**YOUR GOAL:**
Repeat the listing that follows, character for character, minus the pictures.

**** PROVIDED RECORDS ****

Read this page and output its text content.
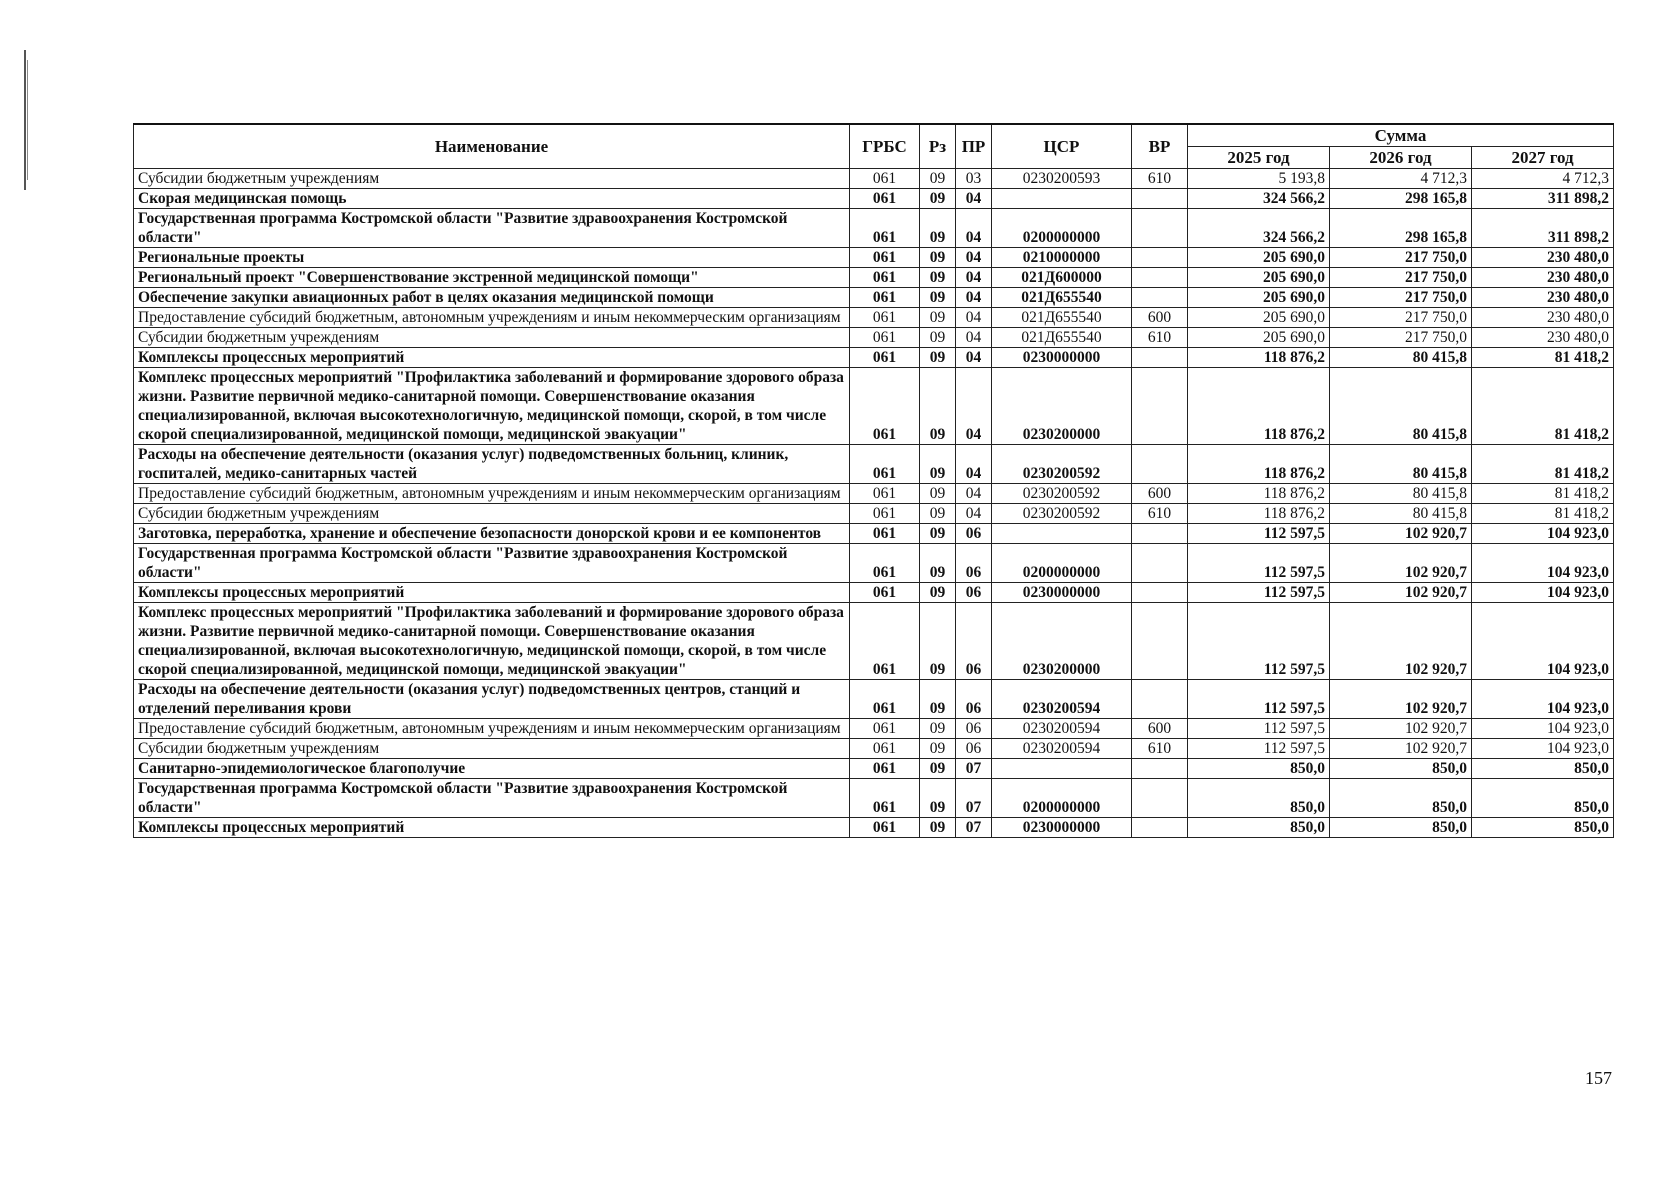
Наименование	ГРБС	Рз	ПР	ЦСР	ВР	Сумма		
						2025 год	2026 год	2027 год
Субсидии бюджетным учреждениям	061	09	03	0230200593	610	5 193,8	4 712,3	4 712,3
Скорая медицинская помощь	061	09	04			324 566,2	298 165,8	311 898,2
Государственная программа Костромской области "Развитие здравоохранения Костромской области"	061	09	04	0200000000		324 566,2	298 165,8	311 898,2
Региональные проекты	061	09	04	0210000000		205 690,0	217 750,0	230 480,0
Региональный проект "Совершенствование экстренной медицинской помощи"	061	09	04	021Д600000		205 690,0	217 750,0	230 480,0
Обеспечение закупки авиационных работ в целях оказания медицинской помощи	061	09	04	021Д655540		205 690,0	217 750,0	230 480,0
Предоставление субсидий бюджетным, автономным учреждениям и иным некоммерческим организациям	061	09	04	021Д655540	600	205 690,0	217 750,0	230 480,0
Субсидии бюджетным учреждениям	061	09	04	021Д655540	610	205 690,0	217 750,0	230 480,0
Комплексы процессных мероприятий	061	09	04	0230000000		118 876,2	80 415,8	81 418,2
Комплекс процессных мероприятий "Профилактика заболеваний и формирование здорового образа жизни. Развитие первичной медико-санитарной помощи. Совершенствование оказания специализированной, включая высокотехнологичную, медицинской помощи, скорой, в том числе скорой специализированной, медицинской помощи, медицинской эвакуации"	061	09	04	0230200000		118 876,2	80 415,8	81 418,2
Расходы на обеспечение деятельности (оказания услуг) подведомственных больниц, клиник, госпиталей, медико-санитарных частей	061	09	04	0230200592		118 876,2	80 415,8	81 418,2
Предоставление субсидий бюджетным, автономным учреждениям и иным некоммерческим организациям	061	09	04	0230200592	600	118 876,2	80 415,8	81 418,2
Субсидии бюджетным учреждениям	061	09	04	0230200592	610	118 876,2	80 415,8	81 418,2
Заготовка, переработка, хранение и обеспечение безопасности донорской крови и ее компонентов	061	09	06			112 597,5	102 920,7	104 923,0
Государственная программа Костромской области "Развитие здравоохранения Костромской области"	061	09	06	0200000000		112 597,5	102 920,7	104 923,0
Комплексы процессных мероприятий	061	09	06	0230000000		112 597,5	102 920,7	104 923,0
Комплекс процессных мероприятий "Профилактика заболеваний и формирование здорового образа жизни. Развитие первичной медико-санитарной помощи. Совершенствование оказания специализированной, включая высокотехнологичную, медицинской помощи, скорой, в том числе скорой специализированной, медицинской помощи, медицинской эвакуации"	061	09	06	0230200000		112 597,5	102 920,7	104 923,0
Расходы на обеспечение деятельности (оказания услуг) подведомственных центров, станций и отделений переливания крови	061	09	06	0230200594		112 597,5	102 920,7	104 923,0
Предоставление субсидий бюджетным, автономным учреждениям и иным некоммерческим организациям	061	09	06	0230200594	600	112 597,5	102 920,7	104 923,0
Субсидии бюджетным учреждениям	061	09	06	0230200594	610	112 597,5	102 920,7	104 923,0
Санитарно-эпидемиологическое благополучие	061	09	07			850,0	850,0	850,0
Государственная программа Костромской области "Развитие здравоохранения Костромской области"	061	09	07	0200000000		850,0	850,0	850,0
Комплексы процессных мероприятий	061	09	07	0230000000		850,0	850,0	850,0
157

****

**THE RESPONSE:**
Read this page and output its text content.
Наименование	ГРБС	Рз	ПР	ЦСР	ВР	Сумма		
						2025 год	2026 год	2027 год
Субсидии бюджетным учреждениям	061	09	03	0230200593	610	5 193,8	4 712,3	4 712,3
Скорая медицинская помощь	061	09	04			324 566,2	298 165,8	311 898,2
Государственная программа Костромской области "Развитие здравоохранения Костромской области"	061	09	04	0200000000		324 566,2	298 165,8	311 898,2
Региональные проекты	061	09	04	0210000000		205 690,0	217 750,0	230 480,0
Региональный проект "Совершенствование экстренной медицинской помощи"	061	09	04	021Д600000		205 690,0	217 750,0	230 480,0
Обеспечение закупки авиационных работ в целях оказания медицинской помощи	061	09	04	021Д655540		205 690,0	217 750,0	230 480,0
Предоставление субсидий бюджетным, автономным учреждениям и иным некоммерческим организациям	061	09	04	021Д655540	600	205 690,0	217 750,0	230 480,0
Субсидии бюджетным учреждениям	061	09	04	021Д655540	610	205 690,0	217 750,0	230 480,0
Комплексы процессных мероприятий	061	09	04	0230000000		118 876,2	80 415,8	81 418,2
Комплекс процессных мероприятий "Профилактика заболеваний и формирование здорового образа жизни. Развитие первичной медико-санитарной помощи. Совершенствование оказания специализированной, включая высокотехнологичную, медицинской помощи, скорой, в том числе скорой специализированной, медицинской помощи, медицинской эвакуации"	061	09	04	0230200000		118 876,2	80 415,8	81 418,2
Расходы на обеспечение деятельности (оказания услуг) подведомственных больниц, клиник, госпиталей, медико-санитарных частей	061	09	04	0230200592		118 876,2	80 415,8	81 418,2
Предоставление субсидий бюджетным, автономным учреждениям и иным некоммерческим организациям	061	09	04	0230200592	600	118 876,2	80 415,8	81 418,2
Субсидии бюджетным учреждениям	061	09	04	0230200592	610	118 876,2	80 415,8	81 418,2
Заготовка, переработка, хранение и обеспечение безопасности донорской крови и ее компонентов	061	09	06			112 597,5	102 920,7	104 923,0
Государственная программа Костромской области "Развитие здравоохранения Костромской области"	061	09	06	0200000000		112 597,5	102 920,7	104 923,0
Комплексы процессных мероприятий	061	09	06	0230000000		112 597,5	102 920,7	104 923,0
Комплекс процессных мероприятий "Профилактика заболеваний и формирование здорового образа жизни. Развитие первичной медико-санитарной помощи. Совершенствование оказания специализированной, включая высокотехнологичную, медицинской помощи, скорой, в том числе скорой специализированной, медицинской помощи, медицинской эвакуации"	061	09	06	0230200000		112 597,5	102 920,7	104 923,0
Расходы на обеспечение деятельности (оказания услуг) подведомственных центров, станций и отделений переливания крови	061	09	06	0230200594		112 597,5	102 920,7	104 923,0
Предоставление субсидий бюджетным, автономным учреждениям и иным некоммерческим организациям	061	09	06	0230200594	600	112 597,5	102 920,7	104 923,0
Субсидии бюджетным учреждениям	061	09	06	0230200594	610	112 597,5	102 920,7	104 923,0
Санитарно-эпидемиологическое благополучие	061	09	07			850,0	850,0	850,0
Государственная программа Костромской области "Развитие здравоохранения Костромской области"	061	09	07	0200000000		850,0	850,0	850,0
Комплексы процессных мероприятий	061	09	07	0230000000		850,0	850,0	850,0
157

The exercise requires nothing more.